Short task –
Go through the listing and set it down exactly, leaving out its pictures.

Material supplied –
○ ○ ○
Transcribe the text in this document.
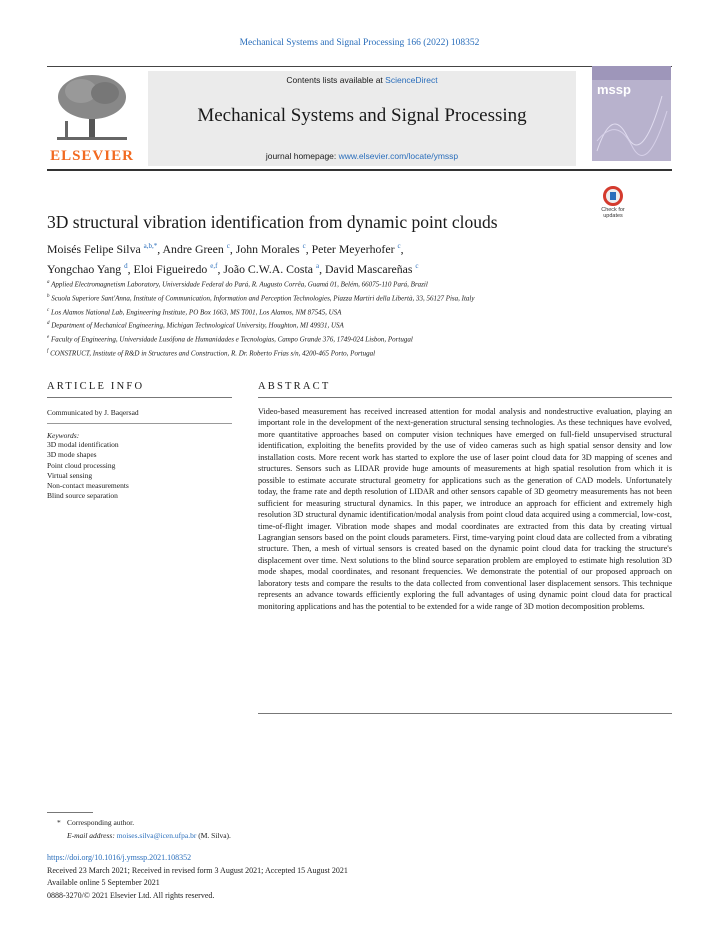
Mechanical Systems and Signal Processing 166 (2022) 108352
ELSEVIER
Contents lists available at ScienceDirect
Mechanical Systems and Signal Processing
journal homepage: www.elsevier.com/locate/ymssp
mssp
Check for updates
3D structural vibration identification from dynamic point clouds
Moisés Felipe Silva $^{a,b,*}$, Andre Green $^c$, John Morales $^c$, Peter Meyerhofer $^c$,
Yongchao Yang $^d$, Eloi Figueiredo $^{e,f}$, João C.W.A. Costa $^a$, David Mascareñas $^c$
$^a$ Applied Electromagnetism Laboratory, Universidade Federal do Pará, R. Augusto Corrêa, Guamá 01, Belém, 66075-110 Pará, Brazil
$^b$ Scuola Superiore Sant'Anna, Institute of Communication, Information and Perception Technologies, Piazza Martiri della Libertà, 33, 56127 Pisa, Italy
$^c$ Los Alamos National Lab, Engineering Institute, PO Box 1663, MS T001, Los Alamos, NM 87545, USA
$^d$ Department of Mechanical Engineering, Michigan Technological University, Houghton, MI 49931, USA
$^e$ Faculty of Engineering, Universidade Lusófona de Humanidades e Tecnologias, Campo Grande 376, 1749-024 Lisbon, Portugal
$^f$ CONSTRUCT, Institute of R&D in Structures and Construction, R. Dr. Roberto Frias s/n, 4200-465 Porto, Portugal
ARTICLE INFO	ABSTRACT
Communicated by J. Baqersad
Keywords:
3D modal identification
3D mode shapes
Point cloud processing
Virtual sensing
Non-contact measurements
Blind source separation
Video-based measurement has received increased attention for modal analysis and nondestructive evaluation, playing an important role in the development of the next-generation structural sensing technologies. As these techniques have evolved, more quantitative approaches based on computer vision techniques have emerged on full-field unsupervised structural identification, exploiting the benefits provided by the use of video cameras such as high spatial sensor density and low installation costs. More recent work has started to explore the use of laser point cloud data for 3D mapping of scenes and structures. Sensors such as LIDAR provide huge amounts of measurements at high spatial resolution from which it is possible to estimate accurate structural geometry for applications such as the generation of CAD models. Unfortunately today, the frame rate and depth resolution of LIDAR and other sensors capable of 3D geometry measurements has not been sufficient for measuring structural dynamics. In this paper, we introduce an approach for efficient and extremely high resolution 3D structural dynamic identification/modal analysis from point cloud data acquired using a commercial, low-cost, time-of-flight imager. Vibration mode shapes and modal coordinates are extracted from this data by creating virtual Lagrangian sensors based on the point clouds parameters. First, time-varying point cloud data are collected from a vibrating structure. Then, a mesh of virtual sensors is created based on the dynamic point cloud data for tracking the structure's displacement over time. Next solutions to the blind source separation problem are employed to estimate high resolution 3D mode shapes, modal coordinates, and resonant frequencies. We demonstrate the potential of our proposed approach on laboratory tests and compare the results to the data collected from conventional laser displacement sensors. This technique represents an advance towards efficiently exploring the full advantages of using dynamic point cloud data for practical monitoring applications and has the potential to be extended for a wide range of 3D motion decomposition problems.
* Corresponding author.
E-mail address: moises.silva@icen.ufpa.br (M. Silva).
https://doi.org/10.1016/j.ymssp.2021.108352
Received 23 March 2021; Received in revised form 3 August 2021; Accepted 15 August 2021
Available online 5 September 2021
0888-3270/© 2021 Elsevier Ltd. All rights reserved.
○ ○ ○
Written reply –
Transcribe the text in this document.
Mechanical Systems and Signal Processing 166 (2022) 108352
ELSEVIER
Contents lists available at ScienceDirect
Mechanical Systems and Signal Processing
journal homepage: www.elsevier.com/locate/ymssp
mssp
Check for updates
3D structural vibration identification from dynamic point clouds
Moisés Felipe Silva $^{a,b,*}$, Andre Green $^c$, John Morales $^c$, Peter Meyerhofer $^c$,
Yongchao Yang $^d$, Eloi Figueiredo $^{e,f}$, João C.W.A. Costa $^a$, David Mascareñas $^c$
$^a$ Applied Electromagnetism Laboratory, Universidade Federal do Pará, R. Augusto Corrêa, Guamá 01, Belém, 66075-110 Pará, Brazil
$^b$ Scuola Superiore Sant'Anna, Institute of Communication, Information and Perception Technologies, Piazza Martiri della Libertà, 33, 56127 Pisa, Italy
$^c$ Los Alamos National Lab, Engineering Institute, PO Box 1663, MS T001, Los Alamos, NM 87545, USA
$^d$ Department of Mechanical Engineering, Michigan Technological University, Houghton, MI 49931, USA
$^e$ Faculty of Engineering, Universidade Lusófona de Humanidades e Tecnologias, Campo Grande 376, 1749-024 Lisbon, Portugal
$^f$ CONSTRUCT, Institute of R&D in Structures and Construction, R. Dr. Roberto Frias s/n, 4200-465 Porto, Portugal
ARTICLE INFO	ABSTRACT
Communicated by J. Baqersad
Keywords:
3D modal identification
3D mode shapes
Point cloud processing
Virtual sensing
Non-contact measurements
Blind source separation
Video-based measurement has received increased attention for modal analysis and nondestructive evaluation, playing an important role in the development of the next-generation structural sensing technologies. As these techniques have evolved, more quantitative approaches based on computer vision techniques have emerged on full-field unsupervised structural identification, exploiting the benefits provided by the use of video cameras such as high spatial sensor density and low installation costs. More recent work has started to explore the use of laser point cloud data for 3D mapping of scenes and structures. Sensors such as LIDAR provide huge amounts of measurements at high spatial resolution from which it is possible to estimate accurate structural geometry for applications such as the generation of CAD models. Unfortunately today, the frame rate and depth resolution of LIDAR and other sensors capable of 3D geometry measurements has not been sufficient for measuring structural dynamics. In this paper, we introduce an approach for efficient and extremely high resolution 3D structural dynamic identification/modal analysis from point cloud data acquired using a commercial, low-cost, time-of-flight imager. Vibration mode shapes and modal coordinates are extracted from this data by creating virtual Lagrangian sensors based on the point clouds parameters. First, time-varying point cloud data are collected from a vibrating structure. Then, a mesh of virtual sensors is created based on the dynamic point cloud data for tracking the structure's displacement over time. Next solutions to the blind source separation problem are employed to estimate high resolution 3D mode shapes, modal coordinates, and resonant frequencies. We demonstrate the potential of our proposed approach on laboratory tests and compare the results to the data collected from conventional laser displacement sensors. This technique represents an advance towards efficiently exploring the full advantages of using dynamic point cloud data for practical monitoring applications and has the potential to be extended for a wide range of 3D motion decomposition problems.
* Corresponding author.
E-mail address: moises.silva@icen.ufpa.br (M. Silva).
https://doi.org/10.1016/j.ymssp.2021.108352
Received 23 March 2021; Received in revised form 3 August 2021; Accepted 15 August 2021
Available online 5 September 2021
0888-3270/© 2021 Elsevier Ltd. All rights reserved.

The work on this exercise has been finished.